What is asked
Produce a verbatim copy of the entries listed below.

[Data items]
** BEGIN **

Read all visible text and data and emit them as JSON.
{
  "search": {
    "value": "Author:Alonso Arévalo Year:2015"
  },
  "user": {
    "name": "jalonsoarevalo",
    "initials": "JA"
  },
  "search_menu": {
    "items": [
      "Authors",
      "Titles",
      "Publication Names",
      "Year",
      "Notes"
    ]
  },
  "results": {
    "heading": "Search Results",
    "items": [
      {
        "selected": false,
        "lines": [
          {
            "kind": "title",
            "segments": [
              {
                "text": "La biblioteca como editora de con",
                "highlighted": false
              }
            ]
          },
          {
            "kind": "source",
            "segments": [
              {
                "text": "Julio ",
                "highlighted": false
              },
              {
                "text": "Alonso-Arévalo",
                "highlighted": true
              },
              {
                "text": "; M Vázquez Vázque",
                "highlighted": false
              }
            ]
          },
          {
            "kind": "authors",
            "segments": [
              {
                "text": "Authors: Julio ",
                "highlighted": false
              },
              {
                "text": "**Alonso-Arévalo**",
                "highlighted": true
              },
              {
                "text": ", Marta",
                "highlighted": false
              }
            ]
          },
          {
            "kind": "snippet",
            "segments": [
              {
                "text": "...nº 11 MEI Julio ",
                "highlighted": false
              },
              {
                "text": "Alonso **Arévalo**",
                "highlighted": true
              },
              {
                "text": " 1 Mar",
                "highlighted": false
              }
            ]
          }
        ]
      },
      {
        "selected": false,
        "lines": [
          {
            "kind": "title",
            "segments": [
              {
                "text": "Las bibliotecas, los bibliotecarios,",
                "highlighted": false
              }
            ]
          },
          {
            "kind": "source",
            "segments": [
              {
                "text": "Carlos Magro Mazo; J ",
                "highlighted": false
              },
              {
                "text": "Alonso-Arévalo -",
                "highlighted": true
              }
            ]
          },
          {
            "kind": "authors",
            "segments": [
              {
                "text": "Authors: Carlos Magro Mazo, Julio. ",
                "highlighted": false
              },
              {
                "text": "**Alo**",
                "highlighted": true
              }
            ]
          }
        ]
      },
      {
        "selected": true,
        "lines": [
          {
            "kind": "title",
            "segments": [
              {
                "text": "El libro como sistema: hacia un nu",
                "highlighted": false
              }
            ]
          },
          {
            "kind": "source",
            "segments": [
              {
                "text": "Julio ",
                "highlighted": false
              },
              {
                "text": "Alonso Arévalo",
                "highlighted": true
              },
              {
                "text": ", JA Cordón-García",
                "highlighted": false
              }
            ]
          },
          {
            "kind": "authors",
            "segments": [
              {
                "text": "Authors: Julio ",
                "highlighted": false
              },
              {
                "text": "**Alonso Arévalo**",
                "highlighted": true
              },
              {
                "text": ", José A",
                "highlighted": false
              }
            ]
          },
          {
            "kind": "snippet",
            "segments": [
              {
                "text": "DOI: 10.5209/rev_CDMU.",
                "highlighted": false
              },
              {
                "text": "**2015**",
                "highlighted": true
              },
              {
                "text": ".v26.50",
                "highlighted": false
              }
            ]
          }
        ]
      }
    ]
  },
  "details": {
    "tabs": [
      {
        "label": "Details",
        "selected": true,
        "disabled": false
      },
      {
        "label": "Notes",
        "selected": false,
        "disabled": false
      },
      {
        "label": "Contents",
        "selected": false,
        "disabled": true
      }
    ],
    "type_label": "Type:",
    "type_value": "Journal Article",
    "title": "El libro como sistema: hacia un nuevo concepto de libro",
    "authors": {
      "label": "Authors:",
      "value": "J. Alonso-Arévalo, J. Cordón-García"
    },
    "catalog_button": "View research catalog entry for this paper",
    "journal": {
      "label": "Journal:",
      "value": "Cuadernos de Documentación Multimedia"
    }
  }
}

** END **

Output
Read all visible text and data and emit them as JSON.
{
  "search": {
    "value": "Author:Alonso Arévalo Year:2015"
  },
  "user": {
    "name": "jalonsoarevalo",
    "initials": "JA"
  },
  "search_menu": {
    "items": [
      "Authors",
      "Titles",
      "Publication Names",
      "Year",
      "Notes"
    ]
  },
  "results": {
    "heading": "Search Results",
    "items": [
      {
        "selected": false,
        "lines": [
          {
            "kind": "title",
            "segments": [
              {
                "text": "La biblioteca como editora de con",
                "highlighted": false
              }
            ]
          },
          {
            "kind": "source",
            "segments": [
              {
                "text": "Julio ",
                "highlighted": false
              },
              {
                "text": "Alonso-Arévalo",
                "highlighted": true
              },
              {
                "text": "; M Vázquez Vázque",
                "highlighted": false
              }
            ]
          },
          {
            "kind": "authors",
            "segments": [
              {
                "text": "Authors: Julio ",
                "highlighted": false
              },
              {
                "text": "**Alonso-Arévalo**",
                "highlighted": true
              },
              {
                "text": ", Marta",
                "highlighted": false
              }
            ]
          },
          {
            "kind": "snippet",
            "segments": [
              {
                "text": "...nº 11 MEI Julio ",
                "highlighted": false
              },
              {
                "text": "Alonso **Arévalo**",
                "highlighted": true
              },
              {
                "text": " 1 Mar",
                "highlighted": false
              }
            ]
          }
        ]
      },
      {
        "selected": false,
        "lines": [
          {
            "kind": "title",
            "segments": [
              {
                "text": "Las bibliotecas, los bibliotecarios,",
                "highlighted": false
              }
            ]
          },
          {
            "kind": "source",
            "segments": [
              {
                "text": "Carlos Magro Mazo; J ",
                "highlighted": false
              },
              {
                "text": "Alonso-Arévalo -",
                "highlighted": true
              }
            ]
          },
          {
            "kind": "authors",
            "segments": [
              {
                "text": "Authors: Carlos Magro Mazo, Julio. ",
                "highlighted": false
              },
              {
                "text": "**Alo**",
                "highlighted": true
              }
            ]
          }
        ]
      },
      {
        "selected": true,
        "lines": [
          {
            "kind": "title",
            "segments": [
              {
                "text": "El libro como sistema: hacia un nu",
                "highlighted": false
              }
            ]
          },
          {
            "kind": "source",
            "segments": [
              {
                "text": "Julio ",
                "highlighted": false
              },
              {
                "text": "Alonso Arévalo",
                "highlighted": true
              },
              {
                "text": ", JA Cordón-García",
                "highlighted": false
              }
            ]
          },
          {
            "kind": "authors",
            "segments": [
              {
                "text": "Authors: Julio ",
                "highlighted": false
              },
              {
                "text": "**Alonso Arévalo**",
                "highlighted": true
              },
              {
                "text": ", José A",
                "highlighted": false
              }
            ]
          },
          {
            "kind": "snippet",
            "segments": [
              {
                "text": "DOI: 10.5209/rev_CDMU.",
                "highlighted": false
              },
              {
                "text": "**2015**",
                "highlighted": true
              },
              {
                "text": ".v26.50",
                "highlighted": false
              }
            ]
          }
        ]
      }
    ]
  },
  "details": {
    "tabs": [
      {
        "label": "Details",
        "selected": true,
        "disabled": false
      },
      {
        "label": "Notes",
        "selected": false,
        "disabled": false
      },
      {
        "label": "Contents",
        "selected": false,
        "disabled": true
      }
    ],
    "type_label": "Type:",
    "type_value": "Journal Article",
    "title": "El libro como sistema: hacia un nuevo concepto de libro",
    "authors": {
      "label": "Authors:",
      "value": "J. Alonso-Arévalo, J. Cordón-García"
    },
    "catalog_button": "View research catalog entry for this paper",
    "journal": {
      "label": "Journal:",
      "value": "Cuadernos de Documentación Multimedia"
    }
  }
}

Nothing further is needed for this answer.